Return each line that holds the word "refresh".

[Dataset records]

^^^^^^^^

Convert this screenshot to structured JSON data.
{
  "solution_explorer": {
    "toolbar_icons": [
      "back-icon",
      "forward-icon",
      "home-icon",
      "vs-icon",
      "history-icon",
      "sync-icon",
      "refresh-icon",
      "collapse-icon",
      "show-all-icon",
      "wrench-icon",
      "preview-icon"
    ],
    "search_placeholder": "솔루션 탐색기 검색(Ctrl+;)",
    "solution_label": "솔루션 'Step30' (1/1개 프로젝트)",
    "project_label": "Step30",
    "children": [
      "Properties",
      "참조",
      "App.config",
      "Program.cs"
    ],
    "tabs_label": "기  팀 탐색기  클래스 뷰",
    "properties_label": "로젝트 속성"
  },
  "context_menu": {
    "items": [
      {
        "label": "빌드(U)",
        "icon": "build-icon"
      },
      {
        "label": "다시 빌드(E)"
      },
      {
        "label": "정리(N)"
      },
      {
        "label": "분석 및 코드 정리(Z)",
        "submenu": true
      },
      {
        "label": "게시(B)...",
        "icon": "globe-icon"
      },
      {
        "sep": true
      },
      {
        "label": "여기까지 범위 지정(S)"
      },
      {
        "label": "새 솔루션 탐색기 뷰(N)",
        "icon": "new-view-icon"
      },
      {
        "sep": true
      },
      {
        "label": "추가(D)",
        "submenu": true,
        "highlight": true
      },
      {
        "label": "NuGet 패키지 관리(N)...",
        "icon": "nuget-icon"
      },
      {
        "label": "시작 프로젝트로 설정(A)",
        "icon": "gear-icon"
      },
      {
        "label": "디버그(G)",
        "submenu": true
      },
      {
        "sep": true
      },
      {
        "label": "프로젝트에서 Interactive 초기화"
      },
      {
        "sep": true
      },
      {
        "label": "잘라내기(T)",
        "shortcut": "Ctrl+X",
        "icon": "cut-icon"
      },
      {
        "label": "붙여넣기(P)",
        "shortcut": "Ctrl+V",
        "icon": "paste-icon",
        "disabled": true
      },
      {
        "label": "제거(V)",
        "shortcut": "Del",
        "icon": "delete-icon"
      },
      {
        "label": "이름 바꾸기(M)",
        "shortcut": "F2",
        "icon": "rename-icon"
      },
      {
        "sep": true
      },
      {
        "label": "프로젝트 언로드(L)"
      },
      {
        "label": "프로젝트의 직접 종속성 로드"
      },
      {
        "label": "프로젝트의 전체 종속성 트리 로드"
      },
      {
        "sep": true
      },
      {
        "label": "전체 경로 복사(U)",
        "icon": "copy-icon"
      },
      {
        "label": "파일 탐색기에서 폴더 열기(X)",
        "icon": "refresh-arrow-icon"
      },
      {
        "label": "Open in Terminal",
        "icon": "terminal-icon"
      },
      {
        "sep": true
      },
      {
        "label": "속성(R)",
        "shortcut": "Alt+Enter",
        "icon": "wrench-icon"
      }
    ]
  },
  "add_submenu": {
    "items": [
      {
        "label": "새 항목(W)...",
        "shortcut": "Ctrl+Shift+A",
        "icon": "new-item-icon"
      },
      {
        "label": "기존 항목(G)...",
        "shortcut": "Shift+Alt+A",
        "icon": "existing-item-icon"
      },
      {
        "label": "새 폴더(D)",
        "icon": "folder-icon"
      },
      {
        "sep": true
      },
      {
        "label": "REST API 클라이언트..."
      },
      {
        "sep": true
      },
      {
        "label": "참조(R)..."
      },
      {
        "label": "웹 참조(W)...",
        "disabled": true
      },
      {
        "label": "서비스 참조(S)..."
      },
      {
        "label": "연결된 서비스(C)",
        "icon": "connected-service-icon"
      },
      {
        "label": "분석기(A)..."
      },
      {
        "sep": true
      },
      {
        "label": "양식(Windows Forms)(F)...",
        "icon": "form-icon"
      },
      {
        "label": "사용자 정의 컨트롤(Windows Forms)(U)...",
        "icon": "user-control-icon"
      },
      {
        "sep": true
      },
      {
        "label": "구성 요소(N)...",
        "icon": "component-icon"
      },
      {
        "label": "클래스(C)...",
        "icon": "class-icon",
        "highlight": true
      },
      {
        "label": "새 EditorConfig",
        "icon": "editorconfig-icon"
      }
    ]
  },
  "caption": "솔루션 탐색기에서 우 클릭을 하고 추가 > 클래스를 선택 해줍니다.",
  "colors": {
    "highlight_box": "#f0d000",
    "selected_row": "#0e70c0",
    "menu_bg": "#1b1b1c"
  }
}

^^^^^^^^

§ **FINISHED TASK**
      "refresh-icon",
        "icon": "refresh-arrow-icon"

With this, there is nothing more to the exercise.